Page element annotations =
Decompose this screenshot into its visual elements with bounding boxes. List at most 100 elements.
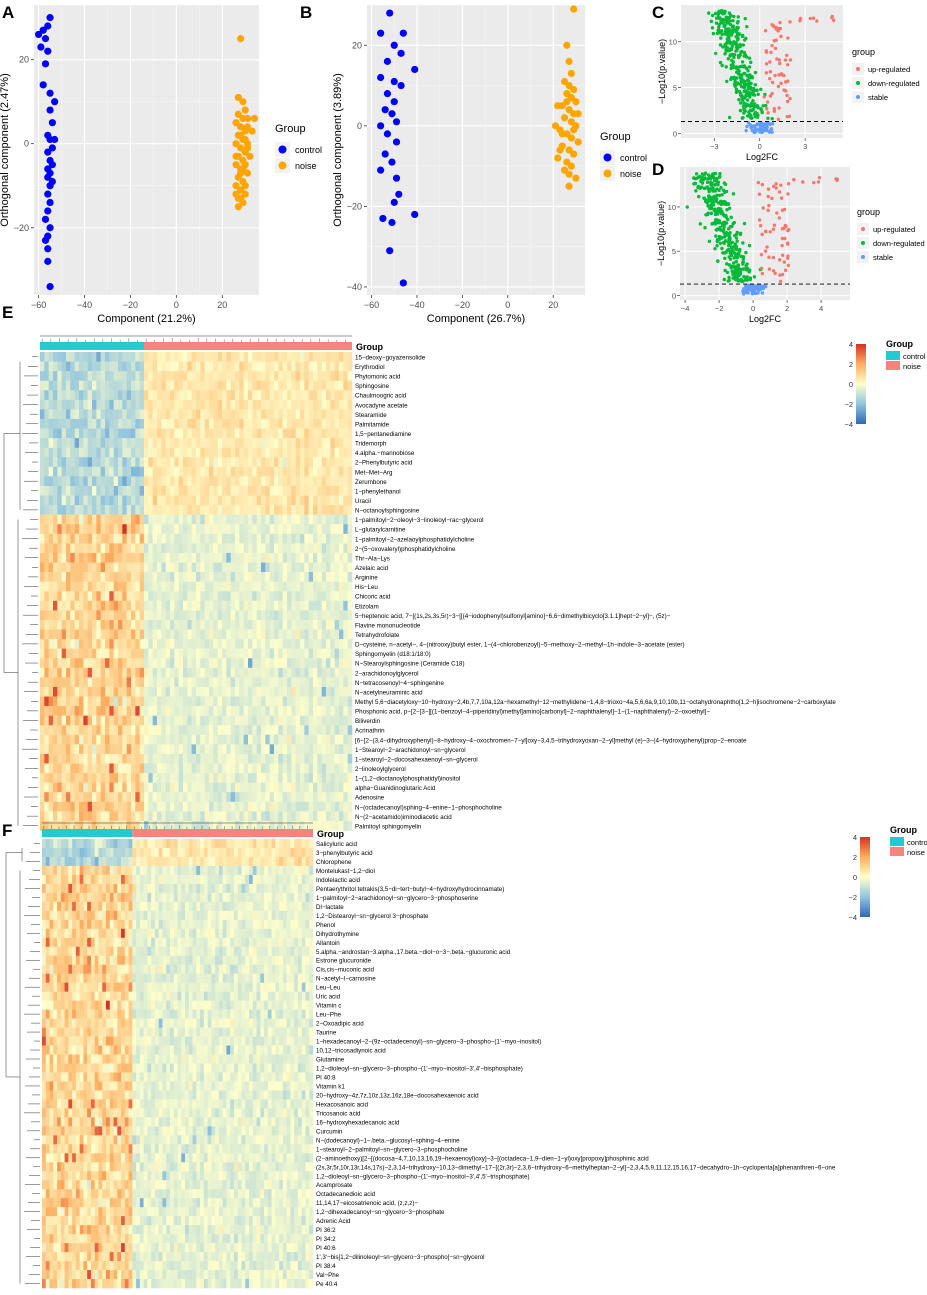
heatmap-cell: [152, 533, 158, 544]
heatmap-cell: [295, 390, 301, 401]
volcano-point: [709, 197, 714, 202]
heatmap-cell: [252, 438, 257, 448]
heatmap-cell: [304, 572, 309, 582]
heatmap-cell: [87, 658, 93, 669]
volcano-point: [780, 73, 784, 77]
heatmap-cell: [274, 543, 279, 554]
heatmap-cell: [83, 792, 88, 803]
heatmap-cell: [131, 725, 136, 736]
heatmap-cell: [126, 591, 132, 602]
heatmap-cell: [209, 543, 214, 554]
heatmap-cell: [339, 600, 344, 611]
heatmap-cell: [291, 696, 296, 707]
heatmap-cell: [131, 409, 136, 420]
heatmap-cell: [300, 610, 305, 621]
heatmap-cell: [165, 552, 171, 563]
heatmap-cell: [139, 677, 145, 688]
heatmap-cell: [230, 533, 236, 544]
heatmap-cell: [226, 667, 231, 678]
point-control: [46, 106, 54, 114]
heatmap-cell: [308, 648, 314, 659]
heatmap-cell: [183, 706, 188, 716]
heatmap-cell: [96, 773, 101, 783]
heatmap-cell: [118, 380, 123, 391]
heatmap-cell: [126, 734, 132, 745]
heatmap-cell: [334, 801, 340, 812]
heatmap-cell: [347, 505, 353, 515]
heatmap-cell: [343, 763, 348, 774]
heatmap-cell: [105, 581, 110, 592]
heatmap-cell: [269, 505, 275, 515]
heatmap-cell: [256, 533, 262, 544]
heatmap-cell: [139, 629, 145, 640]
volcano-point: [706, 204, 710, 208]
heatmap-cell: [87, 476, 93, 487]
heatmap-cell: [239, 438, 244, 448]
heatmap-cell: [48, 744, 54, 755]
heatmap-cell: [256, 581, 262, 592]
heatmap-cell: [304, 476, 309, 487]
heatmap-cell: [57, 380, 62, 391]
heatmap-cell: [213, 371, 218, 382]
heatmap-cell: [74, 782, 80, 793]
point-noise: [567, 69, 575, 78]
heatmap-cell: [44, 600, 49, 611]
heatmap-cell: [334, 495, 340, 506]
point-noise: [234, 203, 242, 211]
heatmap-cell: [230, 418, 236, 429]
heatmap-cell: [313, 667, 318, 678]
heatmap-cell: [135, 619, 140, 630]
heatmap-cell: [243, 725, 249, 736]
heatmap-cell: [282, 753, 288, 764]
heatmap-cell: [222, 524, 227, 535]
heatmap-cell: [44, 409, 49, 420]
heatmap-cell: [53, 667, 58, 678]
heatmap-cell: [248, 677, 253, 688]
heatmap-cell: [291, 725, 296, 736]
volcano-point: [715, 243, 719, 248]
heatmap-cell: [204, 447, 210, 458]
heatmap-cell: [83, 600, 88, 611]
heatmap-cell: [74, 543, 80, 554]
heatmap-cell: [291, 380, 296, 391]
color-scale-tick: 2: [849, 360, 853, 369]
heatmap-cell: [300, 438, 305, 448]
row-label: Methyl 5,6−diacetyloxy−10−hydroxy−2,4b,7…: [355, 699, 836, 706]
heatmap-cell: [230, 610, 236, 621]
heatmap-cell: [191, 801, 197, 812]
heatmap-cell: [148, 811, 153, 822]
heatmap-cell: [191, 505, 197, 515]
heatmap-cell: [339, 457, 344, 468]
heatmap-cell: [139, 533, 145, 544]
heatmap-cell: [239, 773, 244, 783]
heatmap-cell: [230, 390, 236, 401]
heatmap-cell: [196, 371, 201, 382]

PROMPT =
Output the entries as a JSON list of strings, one string per line, starting at the line that contains "heatmap-cell: [152, 533, 158, 544]" and ending at the line that contains "heatmap-cell: [300, 438, 305, 448]", with both of those lines included and blank lines left out.

EXPECTED OUTPUT =
[
  "heatmap-cell: [152, 533, 158, 544]",
  "heatmap-cell: [295, 390, 301, 401]",
  "volcano-point: [709, 197, 714, 202]",
  "heatmap-cell: [252, 438, 257, 448]",
  "heatmap-cell: [304, 572, 309, 582]",
  "heatmap-cell: [87, 658, 93, 669]",
  "volcano-point: [780, 73, 784, 77]",
  "heatmap-cell: [274, 543, 279, 554]",
  "heatmap-cell: [83, 792, 88, 803]",
  "heatmap-cell: [131, 725, 136, 736]",
  "heatmap-cell: [126, 591, 132, 602]",
  "heatmap-cell: [209, 543, 214, 554]",
  "heatmap-cell: [339, 600, 344, 611]",
  "heatmap-cell: [291, 696, 296, 707]",
  "heatmap-cell: [131, 409, 136, 420]",
  "heatmap-cell: [300, 610, 305, 621]",
  "heatmap-cell: [165, 552, 171, 563]",
  "heatmap-cell: [139, 677, 145, 688]",
  "heatmap-cell: [230, 533, 236, 544]",
  "heatmap-cell: [226, 667, 231, 678]",
  "point-control: [46, 106, 54, 114]",
  "heatmap-cell: [308, 648, 314, 659]",
  "heatmap-cell: [183, 706, 188, 716]",
  "heatmap-cell: [96, 773, 101, 783]",
  "heatmap-cell: [118, 380, 123, 391]",
  "heatmap-cell: [126, 734, 132, 745]",
  "heatmap-cell: [334, 801, 340, 812]",
  "heatmap-cell: [347, 505, 353, 515]",
  "heatmap-cell: [343, 763, 348, 774]",
  "heatmap-cell: [105, 581, 110, 592]",
  "heatmap-cell: [269, 505, 275, 515]",
  "heatmap-cell: [256, 533, 262, 544]",
  "heatmap-cell: [139, 629, 145, 640]",
  "volcano-point: [706, 204, 710, 208]",
  "heatmap-cell: [87, 476, 93, 487]",
  "heatmap-cell: [239, 438, 244, 448]",
  "heatmap-cell: [48, 744, 54, 755]",
  "heatmap-cell: [256, 581, 262, 592]",
  "heatmap-cell: [304, 476, 309, 487]",
  "heatmap-cell: [57, 380, 62, 391]",
  "heatmap-cell: [213, 371, 218, 382]",
  "heatmap-cell: [74, 782, 80, 793]",
  "point-noise: [567, 69, 575, 78]",
  "heatmap-cell: [44, 600, 49, 611]",
  "heatmap-cell: [334, 495, 340, 506]",
  "point-noise: [234, 203, 242, 211]",
  "heatmap-cell: [230, 418, 236, 429]",
  "heatmap-cell: [313, 667, 318, 678]",
  "heatmap-cell: [135, 619, 140, 630]",
  "heatmap-cell: [243, 725, 249, 736]",
  "heatmap-cell: [282, 753, 288, 764]",
  "heatmap-cell: [222, 524, 227, 535]",
  "heatmap-cell: [44, 409, 49, 420]",
  "heatmap-cell: [53, 667, 58, 678]",
  "heatmap-cell: [248, 677, 253, 688]",
  "heatmap-cell: [291, 725, 296, 736]",
  "volcano-point: [715, 243, 719, 248]",
  "heatmap-cell: [204, 447, 210, 458]",
  "heatmap-cell: [83, 600, 88, 611]",
  "heatmap-cell: [74, 543, 80, 554]",
  "heatmap-cell: [291, 380, 296, 391]",
  "color-scale-tick: 2: [849, 360, 853, 369]",
  "heatmap-cell: [300, 438, 305, 448]"
]